Write out the entire listing below exactly, with the pictures left out.

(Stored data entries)
┌──

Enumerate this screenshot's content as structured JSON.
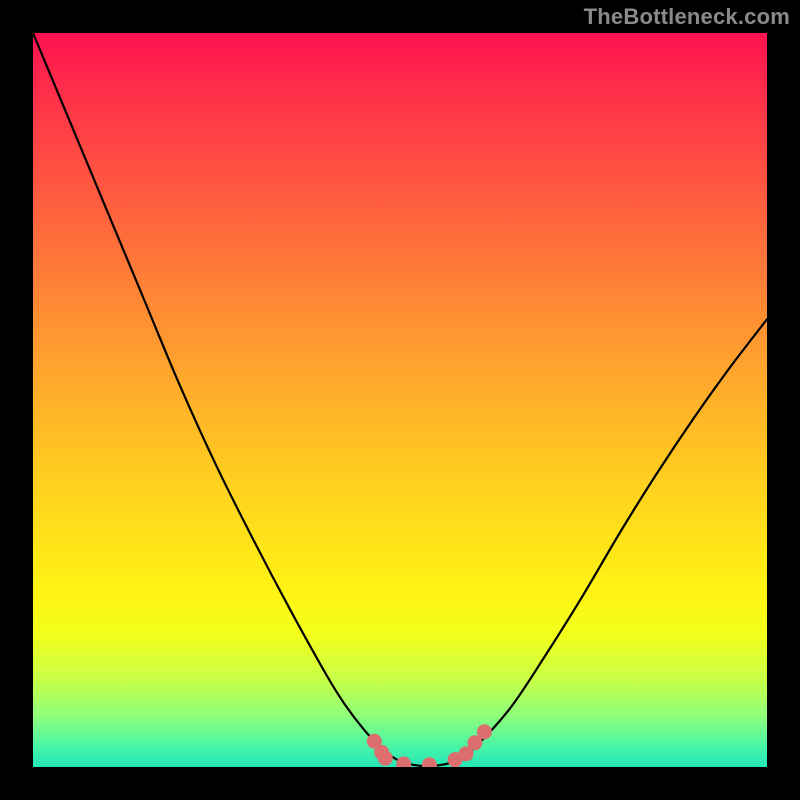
{
  "watermark": {
    "text": "TheBottleneck.com"
  },
  "chart_data": {
    "type": "line",
    "title": "",
    "xlabel": "",
    "ylabel": "",
    "xlim": [
      0,
      1
    ],
    "ylim": [
      0,
      1
    ],
    "series": [
      {
        "name": "bottleneck-curve",
        "x": [
          0.0,
          0.05,
          0.1,
          0.15,
          0.2,
          0.25,
          0.3,
          0.35,
          0.4,
          0.425,
          0.45,
          0.475,
          0.5,
          0.525,
          0.55,
          0.575,
          0.6,
          0.65,
          0.7,
          0.75,
          0.8,
          0.85,
          0.9,
          0.95,
          1.0
        ],
        "y": [
          1.0,
          0.88,
          0.76,
          0.64,
          0.52,
          0.41,
          0.31,
          0.215,
          0.125,
          0.085,
          0.052,
          0.025,
          0.008,
          0.002,
          0.002,
          0.008,
          0.025,
          0.08,
          0.155,
          0.235,
          0.32,
          0.4,
          0.475,
          0.545,
          0.61
        ]
      }
    ],
    "markers": {
      "name": "highlight-dots",
      "color": "#dd6e6e",
      "points": [
        {
          "x": 0.465,
          "y": 0.035
        },
        {
          "x": 0.475,
          "y": 0.02
        },
        {
          "x": 0.48,
          "y": 0.012
        },
        {
          "x": 0.505,
          "y": 0.004
        },
        {
          "x": 0.54,
          "y": 0.003
        },
        {
          "x": 0.575,
          "y": 0.01
        },
        {
          "x": 0.59,
          "y": 0.018
        },
        {
          "x": 0.602,
          "y": 0.033
        },
        {
          "x": 0.615,
          "y": 0.048
        }
      ]
    }
  }
}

└──

▶ Full answer:
Enumerate this screenshot's content as structured JSON.
{
  "watermark": {
    "text": "TheBottleneck.com"
  },
  "chart_data": {
    "type": "line",
    "title": "",
    "xlabel": "",
    "ylabel": "",
    "xlim": [
      0,
      1
    ],
    "ylim": [
      0,
      1
    ],
    "series": [
      {
        "name": "bottleneck-curve",
        "x": [
          0.0,
          0.05,
          0.1,
          0.15,
          0.2,
          0.25,
          0.3,
          0.35,
          0.4,
          0.425,
          0.45,
          0.475,
          0.5,
          0.525,
          0.55,
          0.575,
          0.6,
          0.65,
          0.7,
          0.75,
          0.8,
          0.85,
          0.9,
          0.95,
          1.0
        ],
        "y": [
          1.0,
          0.88,
          0.76,
          0.64,
          0.52,
          0.41,
          0.31,
          0.215,
          0.125,
          0.085,
          0.052,
          0.025,
          0.008,
          0.002,
          0.002,
          0.008,
          0.025,
          0.08,
          0.155,
          0.235,
          0.32,
          0.4,
          0.475,
          0.545,
          0.61
        ]
      }
    ],
    "markers": {
      "name": "highlight-dots",
      "color": "#dd6e6e",
      "points": [
        {
          "x": 0.465,
          "y": 0.035
        },
        {
          "x": 0.475,
          "y": 0.02
        },
        {
          "x": 0.48,
          "y": 0.012
        },
        {
          "x": 0.505,
          "y": 0.004
        },
        {
          "x": 0.54,
          "y": 0.003
        },
        {
          "x": 0.575,
          "y": 0.01
        },
        {
          "x": 0.59,
          "y": 0.018
        },
        {
          "x": 0.602,
          "y": 0.033
        },
        {
          "x": 0.615,
          "y": 0.048
        }
      ]
    }
  }
}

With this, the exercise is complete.